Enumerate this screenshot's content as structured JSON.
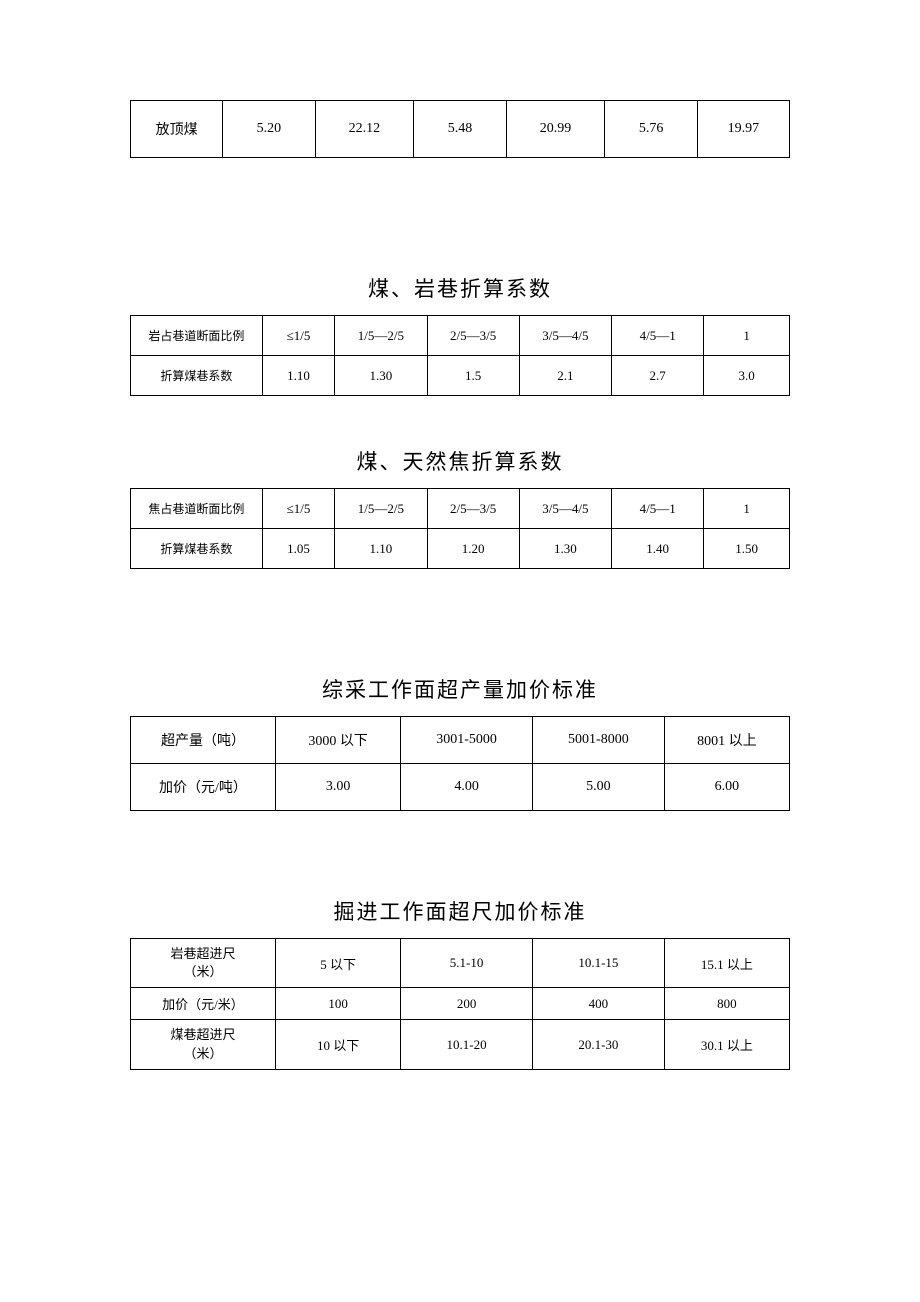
{
  "table1": {
    "columns": [
      "放顶煤",
      "5.20",
      "22.12",
      "5.48",
      "20.99",
      "5.76",
      "19.97"
    ],
    "col_widths": [
      "14%",
      "14%",
      "15%",
      "14%",
      "15%",
      "14%",
      "14%"
    ]
  },
  "table2": {
    "title": "煤、岩巷折算系数",
    "rows": [
      [
        "岩占巷道断面比例",
        "≤1/5",
        "1/5—2/5",
        "2/5—3/5",
        "3/5—4/5",
        "4/5—1",
        "1"
      ],
      [
        "折算煤巷系数",
        "1.10",
        "1.30",
        "1.5",
        "2.1",
        "2.7",
        "3.0"
      ]
    ],
    "col_widths": [
      "20%",
      "11%",
      "14%",
      "14%",
      "14%",
      "14%",
      "13%"
    ]
  },
  "table3": {
    "title": "煤、天然焦折算系数",
    "rows": [
      [
        "焦占巷道断面比例",
        "≤1/5",
        "1/5—2/5",
        "2/5—3/5",
        "3/5—4/5",
        "4/5—1",
        "1"
      ],
      [
        "折算煤巷系数",
        "1.05",
        "1.10",
        "1.20",
        "1.30",
        "1.40",
        "1.50"
      ]
    ],
    "col_widths": [
      "20%",
      "11%",
      "14%",
      "14%",
      "14%",
      "14%",
      "13%"
    ]
  },
  "table4": {
    "title": "综采工作面超产量加价标准",
    "rows": [
      [
        "超产量（吨）",
        "3000 以下",
        "3001-5000",
        "5001-8000",
        "8001 以上"
      ],
      [
        "加价（元/吨）",
        "3.00",
        "4.00",
        "5.00",
        "6.00"
      ]
    ],
    "col_widths": [
      "22%",
      "19%",
      "20%",
      "20%",
      "19%"
    ]
  },
  "table5": {
    "title": "掘进工作面超尺加价标准",
    "rows": [
      [
        "岩巷超进尺\n（米）",
        "5 以下",
        "5.1-10",
        "10.1-15",
        "15.1 以上"
      ],
      [
        "加价（元/米）",
        "100",
        "200",
        "400",
        "800"
      ],
      [
        "煤巷超进尺\n（米）",
        "10 以下",
        "10.1-20",
        "20.1-30",
        "30.1 以上"
      ]
    ],
    "col_widths": [
      "22%",
      "19%",
      "20%",
      "20%",
      "19%"
    ]
  }
}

◆ Your task: Pick out each line above that includes "title" and show it.

◆ Task response:
    "title": "煤、岩巷折算系数",
    "title": "煤、天然焦折算系数",
    "title": "综采工作面超产量加价标准",
    "title": "掘进工作面超尺加价标准",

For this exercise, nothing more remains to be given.